◆ **DATA SUPPLIED**
>> Begin

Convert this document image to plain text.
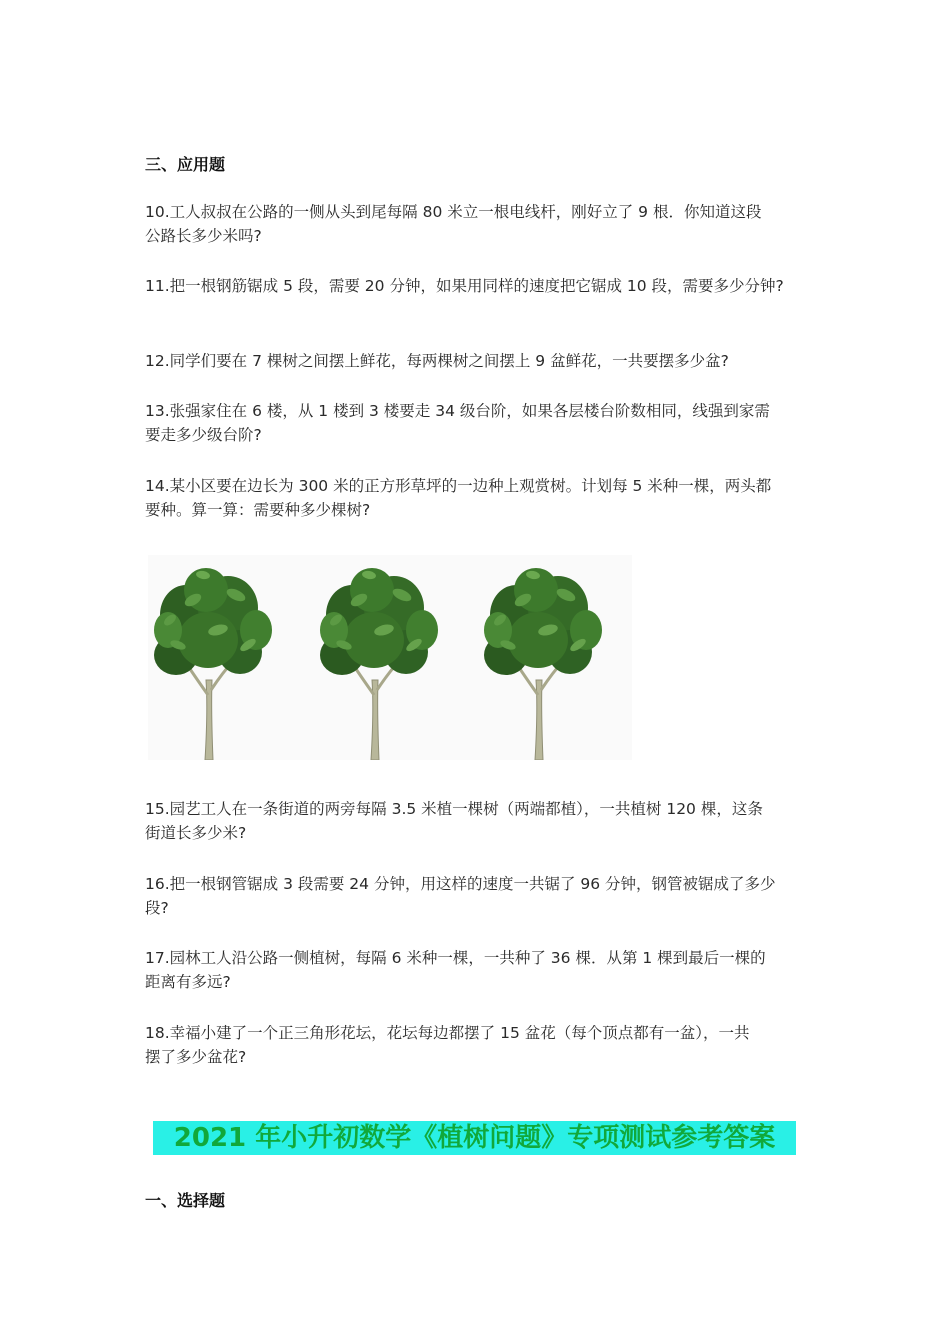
三、应用题
10.工人叔叔在公路的一侧从头到尾每隔 80 米立一根电线杆，刚好立了 9 根．你知道这段
公路长多少米吗?
11.把一根钢筋锯成 5 段，需要 20 分钟，如果用同样的速度把它锯成 10 段，需要多少分钟?
12.同学们要在 7 棵树之间摆上鲜花，每两棵树之间摆上 9 盆鲜花，一共要摆多少盆?
13.张强家住在 6 楼，从 1 楼到 3 楼要走 34 级台阶，如果各层楼台阶数相同，线强到家需
要走多少级台阶?
14.某小区要在边长为 300 米的正方形草坪的一边种上观赏树。计划每 5 米种一棵，两头都
要种。算一算：需要种多少棵树?
15.园艺工人在一条街道的两旁每隔 3.5 米植一棵树（两端都植），一共植树 120 棵，这条
街道长多少米?
16.把一根钢管锯成 3 段需要 24 分钟，用这样的速度一共锯了 96 分钟，钢管被锯成了多少
段?
17.园林工人沿公路一侧植树，每隔 6 米种一棵，一共种了 36 棵．从第 1 棵到最后一棵的
距离有多远?
18.幸福小建了一个正三角形花坛，花坛每边都摆了 15 盆花（每个顶点都有一盆），一共
摆了多少盆花?
2021 年小升初数学《植树问题》专项测试参考答案
一、选择题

>> End

◆ **GIVEN INSTRUCTION**
Give the data above again in full and unchanged, skipping the pictures.

◆ **ANSWER FOR THE TASK**
Convert this document image to plain text.
三、应用题
10.工人叔叔在公路的一侧从头到尾每隔 80 米立一根电线杆，刚好立了 9 根．你知道这段
公路长多少米吗?
11.把一根钢筋锯成 5 段，需要 20 分钟，如果用同样的速度把它锯成 10 段，需要多少分钟?
12.同学们要在 7 棵树之间摆上鲜花，每两棵树之间摆上 9 盆鲜花，一共要摆多少盆?
13.张强家住在 6 楼，从 1 楼到 3 楼要走 34 级台阶，如果各层楼台阶数相同，线强到家需
要走多少级台阶?
14.某小区要在边长为 300 米的正方形草坪的一边种上观赏树。计划每 5 米种一棵，两头都
要种。算一算：需要种多少棵树?
15.园艺工人在一条街道的两旁每隔 3.5 米植一棵树（两端都植），一共植树 120 棵，这条
街道长多少米?
16.把一根钢管锯成 3 段需要 24 分钟，用这样的速度一共锯了 96 分钟，钢管被锯成了多少
段?
17.园林工人沿公路一侧植树，每隔 6 米种一棵，一共种了 36 棵．从第 1 棵到最后一棵的
距离有多远?
18.幸福小建了一个正三角形花坛，花坛每边都摆了 15 盆花（每个顶点都有一盆），一共
摆了多少盆花?
2021 年小升初数学《植树问题》专项测试参考答案
一、选择题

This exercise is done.